■ Stated problem ■
What follows is a block of records; reproduce all of it verbatim.

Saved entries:

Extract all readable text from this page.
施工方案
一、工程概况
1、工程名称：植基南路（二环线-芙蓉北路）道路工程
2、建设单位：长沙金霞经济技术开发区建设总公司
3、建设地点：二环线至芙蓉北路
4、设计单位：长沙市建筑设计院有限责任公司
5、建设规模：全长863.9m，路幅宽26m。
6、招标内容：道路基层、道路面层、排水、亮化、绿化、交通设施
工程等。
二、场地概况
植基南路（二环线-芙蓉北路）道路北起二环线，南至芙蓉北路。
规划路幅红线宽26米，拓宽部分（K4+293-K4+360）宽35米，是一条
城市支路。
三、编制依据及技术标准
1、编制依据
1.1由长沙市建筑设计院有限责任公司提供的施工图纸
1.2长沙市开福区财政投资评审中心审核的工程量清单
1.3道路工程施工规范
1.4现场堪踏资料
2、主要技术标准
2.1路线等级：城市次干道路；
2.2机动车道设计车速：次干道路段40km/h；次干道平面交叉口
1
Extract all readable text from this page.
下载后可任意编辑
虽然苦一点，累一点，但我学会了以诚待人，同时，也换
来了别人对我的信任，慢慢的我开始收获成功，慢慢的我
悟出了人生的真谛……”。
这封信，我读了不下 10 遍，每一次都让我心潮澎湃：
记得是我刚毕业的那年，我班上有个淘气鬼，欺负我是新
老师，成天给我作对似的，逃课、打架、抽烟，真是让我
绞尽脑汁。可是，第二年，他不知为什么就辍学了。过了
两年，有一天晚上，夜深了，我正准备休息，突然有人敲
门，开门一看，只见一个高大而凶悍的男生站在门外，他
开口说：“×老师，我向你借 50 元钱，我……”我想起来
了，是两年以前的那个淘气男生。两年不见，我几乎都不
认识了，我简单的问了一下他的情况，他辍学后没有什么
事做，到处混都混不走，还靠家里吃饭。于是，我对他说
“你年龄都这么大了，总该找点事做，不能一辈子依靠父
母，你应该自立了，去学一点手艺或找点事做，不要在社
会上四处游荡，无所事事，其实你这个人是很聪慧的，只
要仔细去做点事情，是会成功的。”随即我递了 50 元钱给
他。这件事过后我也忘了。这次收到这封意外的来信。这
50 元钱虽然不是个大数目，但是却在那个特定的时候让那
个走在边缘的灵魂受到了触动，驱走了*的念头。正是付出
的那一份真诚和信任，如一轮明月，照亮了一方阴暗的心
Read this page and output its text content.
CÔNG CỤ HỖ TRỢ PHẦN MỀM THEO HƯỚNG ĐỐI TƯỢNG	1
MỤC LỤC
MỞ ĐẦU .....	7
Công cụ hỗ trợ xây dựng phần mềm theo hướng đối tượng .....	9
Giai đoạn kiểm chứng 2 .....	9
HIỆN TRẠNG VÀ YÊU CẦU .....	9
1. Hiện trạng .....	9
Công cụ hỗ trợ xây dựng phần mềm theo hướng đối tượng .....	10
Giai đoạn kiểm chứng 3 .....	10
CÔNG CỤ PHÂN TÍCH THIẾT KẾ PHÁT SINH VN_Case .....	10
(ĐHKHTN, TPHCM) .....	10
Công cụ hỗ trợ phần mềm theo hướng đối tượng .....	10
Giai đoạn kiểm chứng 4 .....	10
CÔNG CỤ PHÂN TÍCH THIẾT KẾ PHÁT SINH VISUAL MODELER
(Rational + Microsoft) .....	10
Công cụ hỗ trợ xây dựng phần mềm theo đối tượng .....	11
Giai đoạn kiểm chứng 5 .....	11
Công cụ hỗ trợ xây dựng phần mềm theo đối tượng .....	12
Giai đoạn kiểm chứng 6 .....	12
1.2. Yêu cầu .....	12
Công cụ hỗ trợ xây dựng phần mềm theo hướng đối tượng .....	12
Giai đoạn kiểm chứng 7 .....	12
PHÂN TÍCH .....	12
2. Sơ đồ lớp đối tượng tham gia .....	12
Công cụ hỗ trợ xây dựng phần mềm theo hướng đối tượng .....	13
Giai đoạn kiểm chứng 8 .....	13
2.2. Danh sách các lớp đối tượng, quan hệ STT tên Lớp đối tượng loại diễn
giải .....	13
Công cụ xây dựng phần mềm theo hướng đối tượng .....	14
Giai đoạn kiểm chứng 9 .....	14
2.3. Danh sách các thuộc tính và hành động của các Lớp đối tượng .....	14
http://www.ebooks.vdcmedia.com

■ Finished answer ■
Extract all readable text from this page.
施工方案
一、工程概况
1、工程名称：植基南路（二环线-芙蓉北路）道路工程
2、建设单位：长沙金霞经济技术开发区建设总公司
3、建设地点：二环线至芙蓉北路
4、设计单位：长沙市建筑设计院有限责任公司
5、建设规模：全长863.9m，路幅宽26m。
6、招标内容：道路基层、道路面层、排水、亮化、绿化、交通设施
工程等。
二、场地概况
植基南路（二环线-芙蓉北路）道路北起二环线，南至芙蓉北路。
规划路幅红线宽26米，拓宽部分（K4+293-K4+360）宽35米，是一条
城市支路。
三、编制依据及技术标准
1、编制依据
1.1由长沙市建筑设计院有限责任公司提供的施工图纸
1.2长沙市开福区财政投资评审中心审核的工程量清单
1.3道路工程施工规范
1.4现场堪踏资料
2、主要技术标准
2.1路线等级：城市次干道路；
2.2机动车道设计车速：次干道路段40km/h；次干道平面交叉口
1
Extract all readable text from this page.
下载后可任意编辑
虽然苦一点，累一点，但我学会了以诚待人，同时，也换
来了别人对我的信任，慢慢的我开始收获成功，慢慢的我
悟出了人生的真谛……”。
这封信，我读了不下 10 遍，每一次都让我心潮澎湃：
记得是我刚毕业的那年，我班上有个淘气鬼，欺负我是新
老师，成天给我作对似的，逃课、打架、抽烟，真是让我
绞尽脑汁。可是，第二年，他不知为什么就辍学了。过了
两年，有一天晚上，夜深了，我正准备休息，突然有人敲
门，开门一看，只见一个高大而凶悍的男生站在门外，他
开口说：“×老师，我向你借 50 元钱，我……”我想起来
了，是两年以前的那个淘气男生。两年不见，我几乎都不
认识了，我简单的问了一下他的情况，他辍学后没有什么
事做，到处混都混不走，还靠家里吃饭。于是，我对他说
“你年龄都这么大了，总该找点事做，不能一辈子依靠父
母，你应该自立了，去学一点手艺或找点事做，不要在社
会上四处游荡，无所事事，其实你这个人是很聪慧的，只
要仔细去做点事情，是会成功的。”随即我递了 50 元钱给
他。这件事过后我也忘了。这次收到这封意外的来信。这
50 元钱虽然不是个大数目，但是却在那个特定的时候让那
个走在边缘的灵魂受到了触动，驱走了*的念头。正是付出
的那一份真诚和信任，如一轮明月，照亮了一方阴暗的心
Read this page and output its text content.
CÔNG CỤ HỖ TRỢ PHẦN MỀM THEO HƯỚNG ĐỐI TƯỢNG	1
MỤC LỤC
MỞ ĐẦU .....	7
Công cụ hỗ trợ xây dựng phần mềm theo hướng đối tượng .....	9
Giai đoạn kiểm chứng 2 .....	9
HIỆN TRẠNG VÀ YÊU CẦU .....	9
1. Hiện trạng .....	9
Công cụ hỗ trợ xây dựng phần mềm theo hướng đối tượng .....	10
Giai đoạn kiểm chứng 3 .....	10
CÔNG CỤ PHÂN TÍCH THIẾT KẾ PHÁT SINH VN_Case .....	10
(ĐHKHTN, TPHCM) .....	10
Công cụ hỗ trợ phần mềm theo hướng đối tượng .....	10
Giai đoạn kiểm chứng 4 .....	10
CÔNG CỤ PHÂN TÍCH THIẾT KẾ PHÁT SINH VISUAL MODELER
(Rational + Microsoft) .....	10
Công cụ hỗ trợ xây dựng phần mềm theo đối tượng .....	11
Giai đoạn kiểm chứng 5 .....	11
Công cụ hỗ trợ xây dựng phần mềm theo đối tượng .....	12
Giai đoạn kiểm chứng 6 .....	12
1.2. Yêu cầu .....	12
Công cụ hỗ trợ xây dựng phần mềm theo hướng đối tượng .....	12
Giai đoạn kiểm chứng 7 .....	12
PHÂN TÍCH .....	12
2. Sơ đồ lớp đối tượng tham gia .....	12
Công cụ hỗ trợ xây dựng phần mềm theo hướng đối tượng .....	13
Giai đoạn kiểm chứng 8 .....	13
2.2. Danh sách các lớp đối tượng, quan hệ STT tên Lớp đối tượng loại diễn
giải .....	13
Công cụ xây dựng phần mềm theo hướng đối tượng .....	14
Giai đoạn kiểm chứng 9 .....	14
2.3. Danh sách các thuộc tính và hành động của các Lớp đối tượng .....	14
http://www.ebooks.vdcmedia.com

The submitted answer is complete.